[Entries from a visual dataset]
════════════════
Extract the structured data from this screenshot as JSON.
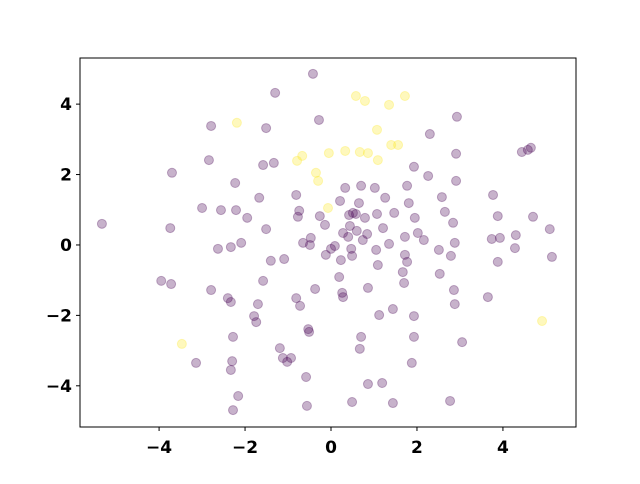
{
  "chart_data": {
    "type": "scatter",
    "xlim": [
      -5.84,
      5.7
    ],
    "ylim": [
      -5.17,
      5.31
    ],
    "xticks": [
      {
        "value": -4,
        "label": "−4"
      },
      {
        "value": -2,
        "label": "−2"
      },
      0,
      2,
      4
    ],
    "yticks": [
      {
        "value": -4,
        "label": "−4"
      },
      {
        "value": -2,
        "label": "−2"
      },
      0,
      2,
      4
    ],
    "alpha": 0.3,
    "series": [
      {
        "color": "#440154",
        "x": [
          -5.33,
          -0.42,
          -0.28,
          -1.3,
          -1.51,
          -2.79,
          -2.84,
          -3.7,
          -2.23,
          -1.58,
          -1.33,
          -0.81,
          -1.67,
          -2.21,
          -3.0,
          -2.56,
          -3.74,
          -2.63,
          -2.33,
          -2.09,
          -1.95,
          -1.51,
          -1.4,
          -1.09,
          -1.58,
          -2.79,
          -3.95,
          -3.72,
          -2.4,
          -2.33,
          -1.7,
          -1.79,
          -1.74,
          -0.81,
          -0.72,
          -2.28,
          -2.3,
          -2.33,
          -3.14,
          -2.16,
          -2.28,
          -1.19,
          -1.12,
          -1.02,
          -0.93,
          -0.58,
          -0.56,
          -0.51,
          -0.77,
          -0.74,
          -0.65,
          -0.49,
          -0.26,
          -0.14,
          0.0,
          0.09,
          0.28,
          0.33,
          0.21,
          0.4,
          0.42,
          0.51,
          0.58,
          0.44,
          0.6,
          0.65,
          0.7,
          0.79,
          0.84,
          1.02,
          1.07,
          1.26,
          1.21,
          1.47,
          1.05,
          1.09,
          0.74,
          0.47,
          0.49,
          0.23,
          0.19,
          0.26,
          0.28,
          0.7,
          0.67,
          0.86,
          1.12,
          1.44,
          1.7,
          1.77,
          1.67,
          1.72,
          1.72,
          2.02,
          2.16,
          1.95,
          1.81,
          1.77,
          1.93,
          2.26,
          2.3,
          2.58,
          2.51,
          2.53,
          2.65,
          2.91,
          2.91,
          2.93,
          2.84,
          2.88,
          2.79,
          2.86,
          2.88,
          3.05,
          1.93,
          1.93,
          1.88,
          1.19,
          0.86,
          1.44,
          0.49,
          -0.12,
          -0.37,
          -0.53,
          1.35,
          -0.47,
          3.77,
          3.88,
          3.74,
          3.93,
          3.88,
          4.28,
          4.3,
          4.7,
          5.09,
          5.14,
          3.65,
          4.44,
          4.58,
          4.65,
          2.77
        ],
        "values": [
          0.6,
          4.86,
          3.55,
          4.32,
          3.32,
          3.38,
          2.41,
          2.05,
          1.76,
          2.27,
          2.33,
          1.42,
          1.34,
          0.99,
          1.05,
          0.99,
          0.48,
          -0.11,
          -0.06,
          0.06,
          0.77,
          0.45,
          -0.45,
          -0.4,
          -1.02,
          -1.28,
          -1.02,
          -1.11,
          -1.51,
          -1.62,
          -1.68,
          -2.02,
          -2.19,
          -1.51,
          -1.73,
          -2.61,
          -3.3,
          -3.55,
          -3.35,
          -4.29,
          -4.69,
          -2.93,
          -3.21,
          -3.32,
          -3.21,
          -3.75,
          -4.57,
          -2.47,
          0.8,
          0.97,
          0.06,
          0.0,
          0.82,
          0.57,
          -0.11,
          -0.03,
          0.34,
          1.62,
          1.25,
          0.23,
          0.85,
          0.91,
          0.88,
          0.54,
          0.4,
          1.19,
          1.68,
          0.77,
          0.31,
          1.62,
          0.88,
          1.34,
          0.48,
          0.91,
          -0.14,
          -0.57,
          0.14,
          -0.11,
          -0.31,
          -0.43,
          -0.91,
          -1.36,
          -1.48,
          -2.61,
          -2.95,
          -1.22,
          -1.99,
          -1.82,
          -1.08,
          -0.48,
          -0.77,
          -0.28,
          0.23,
          0.34,
          0.14,
          0.77,
          1.19,
          1.68,
          2.22,
          1.96,
          3.15,
          1.36,
          -0.14,
          -0.82,
          0.94,
          2.59,
          1.82,
          3.64,
          0.63,
          0.06,
          -0.31,
          -1.28,
          -1.68,
          -2.76,
          -2.02,
          -2.61,
          -3.35,
          -3.92,
          -3.95,
          -4.49,
          -4.46,
          -0.28,
          -1.25,
          -2.39,
          0.03,
          0.2,
          1.42,
          0.82,
          0.17,
          0.2,
          -0.48,
          -0.09,
          0.28,
          0.8,
          0.45,
          -0.34,
          -1.48,
          2.64,
          2.7,
          2.76,
          -4.43
        ]
      },
      {
        "color": "#fde725",
        "x": [
          -2.19,
          -0.67,
          -0.79,
          -0.35,
          -0.3,
          -0.07,
          -0.05,
          0.33,
          0.58,
          0.79,
          0.67,
          0.86,
          1.07,
          1.09,
          1.35,
          1.4,
          1.56,
          1.72,
          -3.47,
          4.91
        ],
        "values": [
          3.47,
          2.53,
          2.39,
          2.05,
          1.82,
          1.05,
          2.61,
          2.67,
          4.23,
          4.09,
          2.64,
          2.61,
          3.27,
          2.41,
          3.98,
          2.84,
          2.84,
          4.23,
          -2.81,
          -2.16
        ]
      }
    ]
  }
}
════════════════
Without the pictures, restate each entry exactly.

**Answer for this exercise**
Extract the structured data from this screenshot as JSON.
{
  "chart_data": {
    "type": "scatter",
    "xlim": [
      -5.84,
      5.7
    ],
    "ylim": [
      -5.17,
      5.31
    ],
    "xticks": [
      {
        "value": -4,
        "label": "−4"
      },
      {
        "value": -2,
        "label": "−2"
      },
      0,
      2,
      4
    ],
    "yticks": [
      {
        "value": -4,
        "label": "−4"
      },
      {
        "value": -2,
        "label": "−2"
      },
      0,
      2,
      4
    ],
    "alpha": 0.3,
    "series": [
      {
        "color": "#440154",
        "x": [
          -5.33,
          -0.42,
          -0.28,
          -1.3,
          -1.51,
          -2.79,
          -2.84,
          -3.7,
          -2.23,
          -1.58,
          -1.33,
          -0.81,
          -1.67,
          -2.21,
          -3.0,
          -2.56,
          -3.74,
          -2.63,
          -2.33,
          -2.09,
          -1.95,
          -1.51,
          -1.4,
          -1.09,
          -1.58,
          -2.79,
          -3.95,
          -3.72,
          -2.4,
          -2.33,
          -1.7,
          -1.79,
          -1.74,
          -0.81,
          -0.72,
          -2.28,
          -2.3,
          -2.33,
          -3.14,
          -2.16,
          -2.28,
          -1.19,
          -1.12,
          -1.02,
          -0.93,
          -0.58,
          -0.56,
          -0.51,
          -0.77,
          -0.74,
          -0.65,
          -0.49,
          -0.26,
          -0.14,
          0.0,
          0.09,
          0.28,
          0.33,
          0.21,
          0.4,
          0.42,
          0.51,
          0.58,
          0.44,
          0.6,
          0.65,
          0.7,
          0.79,
          0.84,
          1.02,
          1.07,
          1.26,
          1.21,
          1.47,
          1.05,
          1.09,
          0.74,
          0.47,
          0.49,
          0.23,
          0.19,
          0.26,
          0.28,
          0.7,
          0.67,
          0.86,
          1.12,
          1.44,
          1.7,
          1.77,
          1.67,
          1.72,
          1.72,
          2.02,
          2.16,
          1.95,
          1.81,
          1.77,
          1.93,
          2.26,
          2.3,
          2.58,
          2.51,
          2.53,
          2.65,
          2.91,
          2.91,
          2.93,
          2.84,
          2.88,
          2.79,
          2.86,
          2.88,
          3.05,
          1.93,
          1.93,
          1.88,
          1.19,
          0.86,
          1.44,
          0.49,
          -0.12,
          -0.37,
          -0.53,
          1.35,
          -0.47,
          3.77,
          3.88,
          3.74,
          3.93,
          3.88,
          4.28,
          4.3,
          4.7,
          5.09,
          5.14,
          3.65,
          4.44,
          4.58,
          4.65,
          2.77
        ],
        "values": [
          0.6,
          4.86,
          3.55,
          4.32,
          3.32,
          3.38,
          2.41,
          2.05,
          1.76,
          2.27,
          2.33,
          1.42,
          1.34,
          0.99,
          1.05,
          0.99,
          0.48,
          -0.11,
          -0.06,
          0.06,
          0.77,
          0.45,
          -0.45,
          -0.4,
          -1.02,
          -1.28,
          -1.02,
          -1.11,
          -1.51,
          -1.62,
          -1.68,
          -2.02,
          -2.19,
          -1.51,
          -1.73,
          -2.61,
          -3.3,
          -3.55,
          -3.35,
          -4.29,
          -4.69,
          -2.93,
          -3.21,
          -3.32,
          -3.21,
          -3.75,
          -4.57,
          -2.47,
          0.8,
          0.97,
          0.06,
          0.0,
          0.82,
          0.57,
          -0.11,
          -0.03,
          0.34,
          1.62,
          1.25,
          0.23,
          0.85,
          0.91,
          0.88,
          0.54,
          0.4,
          1.19,
          1.68,
          0.77,
          0.31,
          1.62,
          0.88,
          1.34,
          0.48,
          0.91,
          -0.14,
          -0.57,
          0.14,
          -0.11,
          -0.31,
          -0.43,
          -0.91,
          -1.36,
          -1.48,
          -2.61,
          -2.95,
          -1.22,
          -1.99,
          -1.82,
          -1.08,
          -0.48,
          -0.77,
          -0.28,
          0.23,
          0.34,
          0.14,
          0.77,
          1.19,
          1.68,
          2.22,
          1.96,
          3.15,
          1.36,
          -0.14,
          -0.82,
          0.94,
          2.59,
          1.82,
          3.64,
          0.63,
          0.06,
          -0.31,
          -1.28,
          -1.68,
          -2.76,
          -2.02,
          -2.61,
          -3.35,
          -3.92,
          -3.95,
          -4.49,
          -4.46,
          -0.28,
          -1.25,
          -2.39,
          0.03,
          0.2,
          1.42,
          0.82,
          0.17,
          0.2,
          -0.48,
          -0.09,
          0.28,
          0.8,
          0.45,
          -0.34,
          -1.48,
          2.64,
          2.7,
          2.76,
          -4.43
        ]
      },
      {
        "color": "#fde725",
        "x": [
          -2.19,
          -0.67,
          -0.79,
          -0.35,
          -0.3,
          -0.07,
          -0.05,
          0.33,
          0.58,
          0.79,
          0.67,
          0.86,
          1.07,
          1.09,
          1.35,
          1.4,
          1.56,
          1.72,
          -3.47,
          4.91
        ],
        "values": [
          3.47,
          2.53,
          2.39,
          2.05,
          1.82,
          1.05,
          2.61,
          2.67,
          4.23,
          4.09,
          2.64,
          2.61,
          3.27,
          2.41,
          3.98,
          2.84,
          2.84,
          4.23,
          -2.81,
          -2.16
        ]
      }
    ]
  }
}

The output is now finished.